Records contained in a dataset:
■ ■ ■ ■

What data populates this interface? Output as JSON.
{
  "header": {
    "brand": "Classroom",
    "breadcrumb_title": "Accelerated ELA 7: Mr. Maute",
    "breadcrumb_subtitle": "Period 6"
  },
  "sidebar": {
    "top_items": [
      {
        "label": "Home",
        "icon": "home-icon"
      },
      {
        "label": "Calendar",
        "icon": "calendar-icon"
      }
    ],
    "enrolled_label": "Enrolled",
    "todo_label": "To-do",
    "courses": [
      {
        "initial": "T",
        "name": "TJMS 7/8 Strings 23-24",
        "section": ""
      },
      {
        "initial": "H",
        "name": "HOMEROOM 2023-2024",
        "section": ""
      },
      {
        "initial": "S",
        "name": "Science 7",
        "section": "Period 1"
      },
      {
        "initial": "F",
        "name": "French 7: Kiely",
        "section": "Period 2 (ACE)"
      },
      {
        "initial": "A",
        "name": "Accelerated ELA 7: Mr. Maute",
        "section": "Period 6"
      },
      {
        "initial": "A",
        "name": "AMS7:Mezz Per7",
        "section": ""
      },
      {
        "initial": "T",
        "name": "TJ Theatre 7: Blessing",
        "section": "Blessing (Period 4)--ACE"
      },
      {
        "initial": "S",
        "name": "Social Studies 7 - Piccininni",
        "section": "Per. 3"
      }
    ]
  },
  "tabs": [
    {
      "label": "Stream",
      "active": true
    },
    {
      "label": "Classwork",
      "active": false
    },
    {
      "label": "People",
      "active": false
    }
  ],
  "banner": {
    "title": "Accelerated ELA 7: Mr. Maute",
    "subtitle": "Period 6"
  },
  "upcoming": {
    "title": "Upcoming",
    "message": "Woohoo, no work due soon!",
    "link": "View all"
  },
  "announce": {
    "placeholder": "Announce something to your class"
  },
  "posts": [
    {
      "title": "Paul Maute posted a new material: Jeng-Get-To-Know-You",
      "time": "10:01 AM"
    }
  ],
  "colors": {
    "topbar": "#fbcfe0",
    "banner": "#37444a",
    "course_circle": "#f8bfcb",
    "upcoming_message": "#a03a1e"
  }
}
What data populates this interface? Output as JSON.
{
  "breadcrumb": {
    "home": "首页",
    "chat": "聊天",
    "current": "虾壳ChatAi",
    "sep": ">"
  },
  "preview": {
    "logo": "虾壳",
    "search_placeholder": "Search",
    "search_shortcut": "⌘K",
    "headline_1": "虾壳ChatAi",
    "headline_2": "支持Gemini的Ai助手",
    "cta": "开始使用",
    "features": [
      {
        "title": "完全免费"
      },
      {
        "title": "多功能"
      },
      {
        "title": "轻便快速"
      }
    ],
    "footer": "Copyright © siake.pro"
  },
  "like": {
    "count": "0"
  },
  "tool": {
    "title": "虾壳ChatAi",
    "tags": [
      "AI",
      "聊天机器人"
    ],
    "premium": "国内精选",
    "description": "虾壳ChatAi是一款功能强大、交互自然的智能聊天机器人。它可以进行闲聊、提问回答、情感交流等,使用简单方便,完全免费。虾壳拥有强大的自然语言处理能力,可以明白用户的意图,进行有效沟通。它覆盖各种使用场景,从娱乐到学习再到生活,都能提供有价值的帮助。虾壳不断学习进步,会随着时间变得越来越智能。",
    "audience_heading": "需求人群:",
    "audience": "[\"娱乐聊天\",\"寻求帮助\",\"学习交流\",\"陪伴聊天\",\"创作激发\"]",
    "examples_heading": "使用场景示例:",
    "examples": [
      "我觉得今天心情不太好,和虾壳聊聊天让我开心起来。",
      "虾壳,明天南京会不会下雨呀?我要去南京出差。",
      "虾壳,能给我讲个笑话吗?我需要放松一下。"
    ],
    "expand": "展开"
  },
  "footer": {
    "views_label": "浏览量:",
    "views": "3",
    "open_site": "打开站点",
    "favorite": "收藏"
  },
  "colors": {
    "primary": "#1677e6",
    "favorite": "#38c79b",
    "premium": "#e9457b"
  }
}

■ ■ ■ ■

What the exercise asks
Restate the listing above word for word.

Reply to the exercise
What data populates this interface? Output as JSON.
{
  "header": {
    "brand": "Classroom",
    "breadcrumb_title": "Accelerated ELA 7: Mr. Maute",
    "breadcrumb_subtitle": "Period 6"
  },
  "sidebar": {
    "top_items": [
      {
        "label": "Home",
        "icon": "home-icon"
      },
      {
        "label": "Calendar",
        "icon": "calendar-icon"
      }
    ],
    "enrolled_label": "Enrolled",
    "todo_label": "To-do",
    "courses": [
      {
        "initial": "T",
        "name": "TJMS 7/8 Strings 23-24",
        "section": ""
      },
      {
        "initial": "H",
        "name": "HOMEROOM 2023-2024",
        "section": ""
      },
      {
        "initial": "S",
        "name": "Science 7",
        "section": "Period 1"
      },
      {
        "initial": "F",
        "name": "French 7: Kiely",
        "section": "Period 2 (ACE)"
      },
      {
        "initial": "A",
        "name": "Accelerated ELA 7: Mr. Maute",
        "section": "Period 6"
      },
      {
        "initial": "A",
        "name": "AMS7:Mezz Per7",
        "section": ""
      },
      {
        "initial": "T",
        "name": "TJ Theatre 7: Blessing",
        "section": "Blessing (Period 4)--ACE"
      },
      {
        "initial": "S",
        "name": "Social Studies 7 - Piccininni",
        "section": "Per. 3"
      }
    ]
  },
  "tabs": [
    {
      "label": "Stream",
      "active": true
    },
    {
      "label": "Classwork",
      "active": false
    },
    {
      "label": "People",
      "active": false
    }
  ],
  "banner": {
    "title": "Accelerated ELA 7: Mr. Maute",
    "subtitle": "Period 6"
  },
  "upcoming": {
    "title": "Upcoming",
    "message": "Woohoo, no work due soon!",
    "link": "View all"
  },
  "announce": {
    "placeholder": "Announce something to your class"
  },
  "posts": [
    {
      "title": "Paul Maute posted a new material: Jeng-Get-To-Know-You",
      "time": "10:01 AM"
    }
  ],
  "colors": {
    "topbar": "#fbcfe0",
    "banner": "#37444a",
    "course_circle": "#f8bfcb",
    "upcoming_message": "#a03a1e"
  }
}
What data populates this interface? Output as JSON.
{
  "breadcrumb": {
    "home": "首页",
    "chat": "聊天",
    "current": "虾壳ChatAi",
    "sep": ">"
  },
  "preview": {
    "logo": "虾壳",
    "search_placeholder": "Search",
    "search_shortcut": "⌘K",
    "headline_1": "虾壳ChatAi",
    "headline_2": "支持Gemini的Ai助手",
    "cta": "开始使用",
    "features": [
      {
        "title": "完全免费"
      },
      {
        "title": "多功能"
      },
      {
        "title": "轻便快速"
      }
    ],
    "footer": "Copyright © siake.pro"
  },
  "like": {
    "count": "0"
  },
  "tool": {
    "title": "虾壳ChatAi",
    "tags": [
      "AI",
      "聊天机器人"
    ],
    "premium": "国内精选",
    "description": "虾壳ChatAi是一款功能强大、交互自然的智能聊天机器人。它可以进行闲聊、提问回答、情感交流等,使用简单方便,完全免费。虾壳拥有强大的自然语言处理能力,可以明白用户的意图,进行有效沟通。它覆盖各种使用场景,从娱乐到学习再到生活,都能提供有价值的帮助。虾壳不断学习进步,会随着时间变得越来越智能。",
    "audience_heading": "需求人群:",
    "audience": "[\"娱乐聊天\",\"寻求帮助\",\"学习交流\",\"陪伴聊天\",\"创作激发\"]",
    "examples_heading": "使用场景示例:",
    "examples": [
      "我觉得今天心情不太好,和虾壳聊聊天让我开心起来。",
      "虾壳,明天南京会不会下雨呀?我要去南京出差。",
      "虾壳,能给我讲个笑话吗?我需要放松一下。"
    ],
    "expand": "展开"
  },
  "footer": {
    "views_label": "浏览量:",
    "views": "3",
    "open_site": "打开站点",
    "favorite": "收藏"
  },
  "colors": {
    "primary": "#1677e6",
    "favorite": "#38c79b",
    "premium": "#e9457b"
  }
}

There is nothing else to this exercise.